Source data:

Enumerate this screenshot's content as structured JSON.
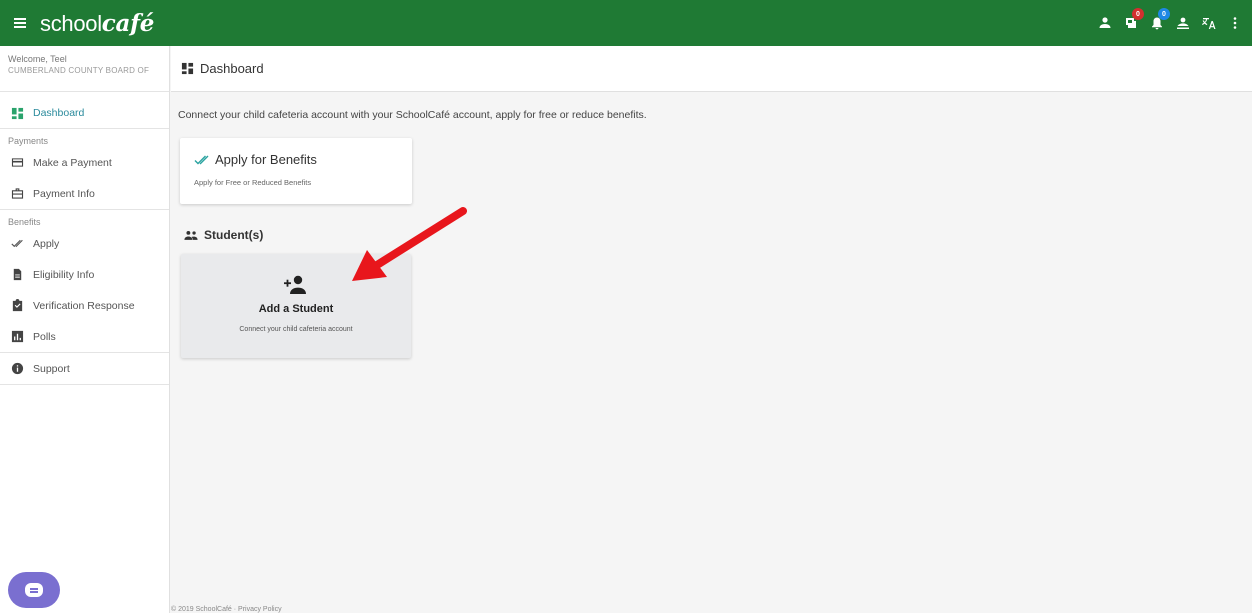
{
  "app": {
    "logo_light": "school",
    "logo_script": "café",
    "brand_color": "#1f7a34"
  },
  "topbar": {
    "icons": [
      {
        "name": "person-icon"
      },
      {
        "name": "messages-icon",
        "badge": "0",
        "badge_color": "#d32f2f"
      },
      {
        "name": "notifications-icon",
        "badge": "0",
        "badge_color": "#1e88e5"
      },
      {
        "name": "account-switch-icon"
      },
      {
        "name": "translate-icon"
      },
      {
        "name": "more-vert-icon"
      }
    ]
  },
  "sidebar": {
    "welcome": "Welcome, Teel",
    "district": "CUMBERLAND COUNTY BOARD OF",
    "dashboard_label": "Dashboard",
    "payments_section": "Payments",
    "make_payment": "Make a Payment",
    "payment_info": "Payment Info",
    "benefits_section": "Benefits",
    "apply": "Apply",
    "eligibility_info": "Eligibility Info",
    "verification_response": "Verification Response",
    "polls": "Polls",
    "support": "Support"
  },
  "main": {
    "header_title": "Dashboard",
    "intro": "Connect your child cafeteria account with your SchoolCafé account, apply for free or reduce benefits.",
    "benefit_card": {
      "title": "Apply for Benefits",
      "subtitle": "Apply for Free or Reduced Benefits"
    },
    "students_heading": "Student(s)",
    "add_student": {
      "title": "Add a Student",
      "subtitle": "Connect your child cafeteria account"
    },
    "annotation_arrow_color": "#e8161c",
    "footer": "© 2019 SchoolCafé  ·  Privacy Policy"
  }
}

Your objective: Look through the material and copy each line that has "Connect".

Correct response:
    "intro": "Connect your child cafeteria account with your SchoolCafé account, apply for free or reduce benefits.",
      "subtitle": "Connect your child cafeteria account"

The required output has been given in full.